*SET TASK:* Without the pictures, return each record as it appears.

*MATERIALS PROVIDED:*
— START —

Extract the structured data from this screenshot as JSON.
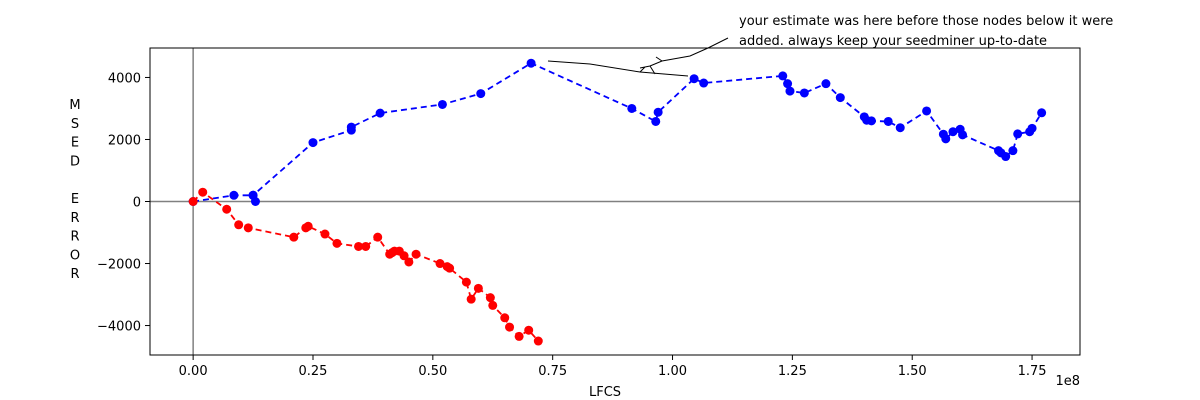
{
  "chart_data": {
    "type": "line",
    "title": "",
    "xlabel": "LFCS",
    "ylabel_letters": [
      "M",
      "S",
      "E",
      "D",
      "",
      "E",
      "R",
      "R",
      "O",
      "R"
    ],
    "x_offset_text": "1e8",
    "xlim": [
      -0.09,
      1.85
    ],
    "ylim": [
      -4950,
      4950
    ],
    "x_ticks": [
      0.0,
      0.25,
      0.5,
      0.75,
      1.0,
      1.25,
      1.5,
      1.75
    ],
    "x_tick_labels": [
      "0.00",
      "0.25",
      "0.50",
      "0.75",
      "1.00",
      "1.25",
      "1.50",
      "1.75"
    ],
    "y_ticks": [
      -4000,
      -2000,
      0,
      2000,
      4000
    ],
    "y_tick_labels": [
      "−4000",
      "−2000",
      "0",
      "2000",
      "4000"
    ],
    "reference_lines": {
      "x": 0,
      "y": 0,
      "color": "#808080"
    },
    "annotation": {
      "lines": [
        "your estimate was here before those nodes below it were",
        "added. always keep your seedminer up-to-date"
      ]
    },
    "series": [
      {
        "color": "#0000ff",
        "style": "dashed-with-markers",
        "x": [
          0.0,
          0.085,
          0.125,
          0.13,
          0.125,
          0.25,
          0.33,
          0.33,
          0.39,
          0.52,
          0.6,
          0.705,
          0.915,
          0.965,
          0.97,
          1.045,
          1.065,
          1.23,
          1.24,
          1.245,
          1.275,
          1.32,
          1.35,
          1.4,
          1.405,
          1.415,
          1.45,
          1.475,
          1.53,
          1.565,
          1.57,
          1.585,
          1.6,
          1.605,
          1.68,
          1.685,
          1.695,
          1.71,
          1.72,
          1.745,
          1.75,
          1.77
        ],
        "y": [
          0,
          200,
          200,
          0,
          200,
          1900,
          2300,
          2400,
          2850,
          3130,
          3480,
          4460,
          3000,
          2580,
          2880,
          3960,
          3820,
          4050,
          3800,
          3560,
          3500,
          3800,
          3350,
          2730,
          2620,
          2600,
          2580,
          2380,
          2920,
          2170,
          2020,
          2250,
          2330,
          2150,
          1640,
          1570,
          1450,
          1640,
          2180,
          2250,
          2360,
          2860
        ]
      },
      {
        "color": "#ff0000",
        "style": "dashed-with-markers",
        "x": [
          0.0,
          0.02,
          0.07,
          0.095,
          0.115,
          0.21,
          0.235,
          0.24,
          0.275,
          0.3,
          0.345,
          0.36,
          0.385,
          0.41,
          0.415,
          0.42,
          0.43,
          0.44,
          0.45,
          0.465,
          0.515,
          0.53,
          0.535,
          0.57,
          0.58,
          0.595,
          0.62,
          0.625,
          0.65,
          0.66,
          0.68,
          0.7,
          0.72
        ],
        "y": [
          0,
          300,
          -250,
          -750,
          -850,
          -1150,
          -850,
          -800,
          -1050,
          -1350,
          -1450,
          -1450,
          -1150,
          -1700,
          -1650,
          -1600,
          -1600,
          -1750,
          -1950,
          -1700,
          -2000,
          -2100,
          -2150,
          -2600,
          -3150,
          -2800,
          -3100,
          -3350,
          -3750,
          -4050,
          -4350,
          -4150,
          -4500
        ]
      }
    ]
  }
}
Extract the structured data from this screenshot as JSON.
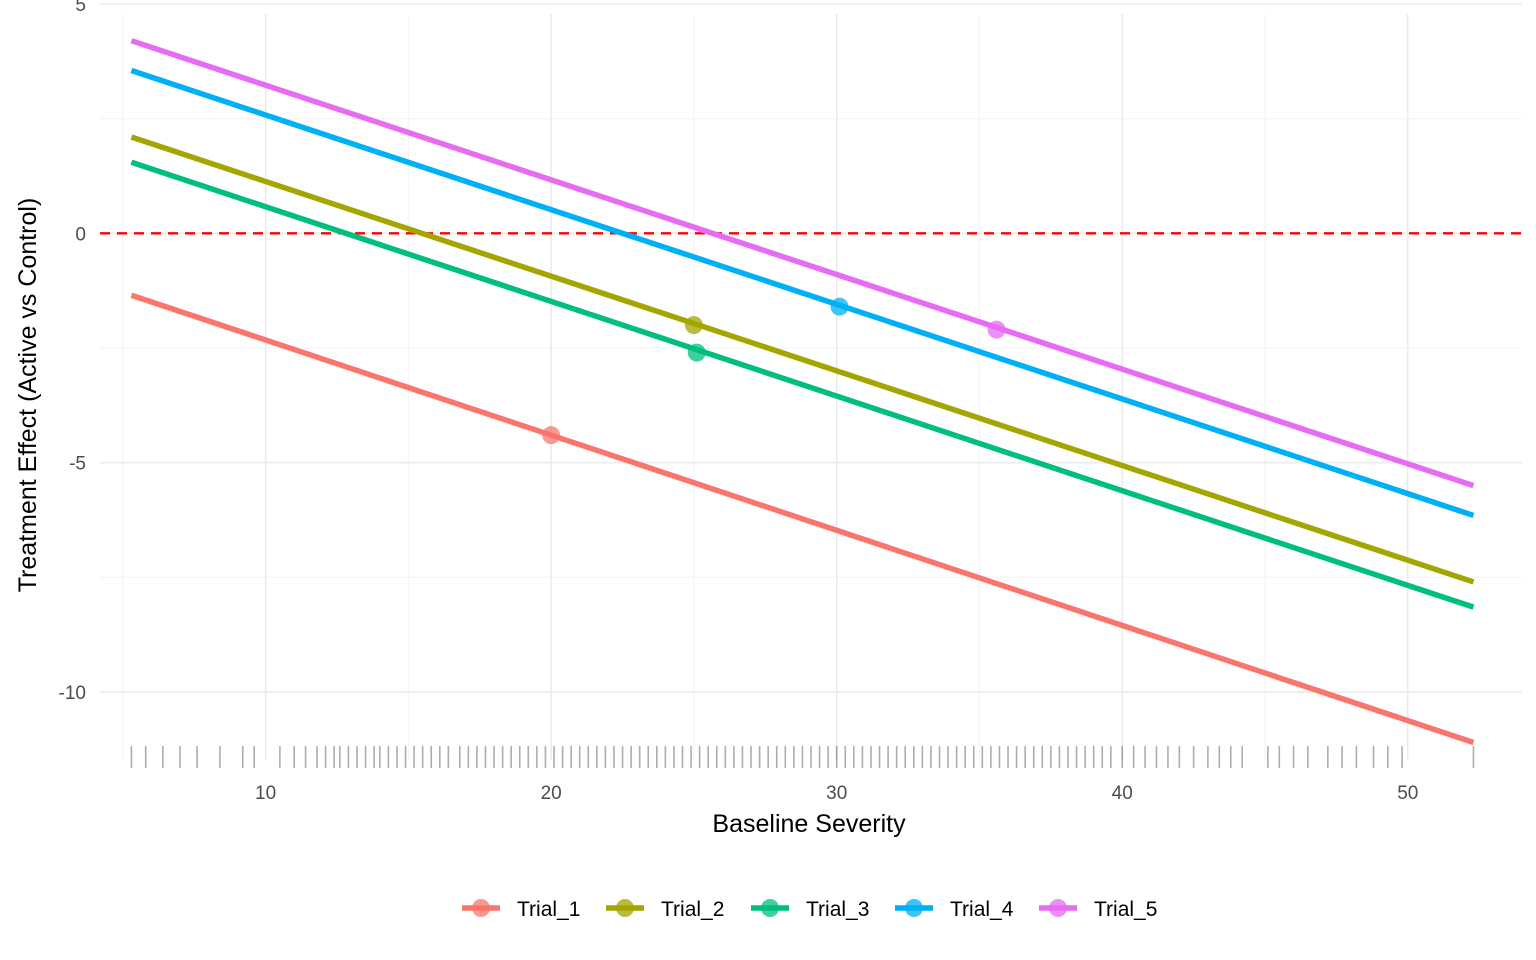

— END —

*REPLY:*
Extract the structured data from this screenshot as JSON.
{
  "chart_data": {
    "type": "line",
    "title": "",
    "xlabel": "LFCS",
    "ylabel_letters": [
      "M",
      "S",
      "E",
      "D",
      "",
      "E",
      "R",
      "R",
      "O",
      "R"
    ],
    "x_offset_text": "1e8",
    "xlim": [
      -0.09,
      1.85
    ],
    "ylim": [
      -4950,
      4950
    ],
    "x_ticks": [
      0.0,
      0.25,
      0.5,
      0.75,
      1.0,
      1.25,
      1.5,
      1.75
    ],
    "x_tick_labels": [
      "0.00",
      "0.25",
      "0.50",
      "0.75",
      "1.00",
      "1.25",
      "1.50",
      "1.75"
    ],
    "y_ticks": [
      -4000,
      -2000,
      0,
      2000,
      4000
    ],
    "y_tick_labels": [
      "−4000",
      "−2000",
      "0",
      "2000",
      "4000"
    ],
    "reference_lines": {
      "x": 0,
      "y": 0,
      "color": "#808080"
    },
    "annotation": {
      "lines": [
        "your estimate was here before those nodes below it were",
        "added. always keep your seedminer up-to-date"
      ]
    },
    "series": [
      {
        "color": "#0000ff",
        "style": "dashed-with-markers",
        "x": [
          0.0,
          0.085,
          0.125,
          0.13,
          0.125,
          0.25,
          0.33,
          0.33,
          0.39,
          0.52,
          0.6,
          0.705,
          0.915,
          0.965,
          0.97,
          1.045,
          1.065,
          1.23,
          1.24,
          1.245,
          1.275,
          1.32,
          1.35,
          1.4,
          1.405,
          1.415,
          1.45,
          1.475,
          1.53,
          1.565,
          1.57,
          1.585,
          1.6,
          1.605,
          1.68,
          1.685,
          1.695,
          1.71,
          1.72,
          1.745,
          1.75,
          1.77
        ],
        "y": [
          0,
          200,
          200,
          0,
          200,
          1900,
          2300,
          2400,
          2850,
          3130,
          3480,
          4460,
          3000,
          2580,
          2880,
          3960,
          3820,
          4050,
          3800,
          3560,
          3500,
          3800,
          3350,
          2730,
          2620,
          2600,
          2580,
          2380,
          2920,
          2170,
          2020,
          2250,
          2330,
          2150,
          1640,
          1570,
          1450,
          1640,
          2180,
          2250,
          2360,
          2860
        ]
      },
      {
        "color": "#ff0000",
        "style": "dashed-with-markers",
        "x": [
          0.0,
          0.02,
          0.07,
          0.095,
          0.115,
          0.21,
          0.235,
          0.24,
          0.275,
          0.3,
          0.345,
          0.36,
          0.385,
          0.41,
          0.415,
          0.42,
          0.43,
          0.44,
          0.45,
          0.465,
          0.515,
          0.53,
          0.535,
          0.57,
          0.58,
          0.595,
          0.62,
          0.625,
          0.65,
          0.66,
          0.68,
          0.7,
          0.72
        ],
        "y": [
          0,
          300,
          -250,
          -750,
          -850,
          -1150,
          -850,
          -800,
          -1050,
          -1350,
          -1450,
          -1450,
          -1150,
          -1700,
          -1650,
          -1600,
          -1600,
          -1750,
          -1950,
          -1700,
          -2000,
          -2100,
          -2150,
          -2600,
          -3150,
          -2800,
          -3100,
          -3350,
          -3750,
          -4050,
          -4350,
          -4150,
          -4500
        ]
      }
    ]
  }
}
Extract the structured data from this screenshot as JSON.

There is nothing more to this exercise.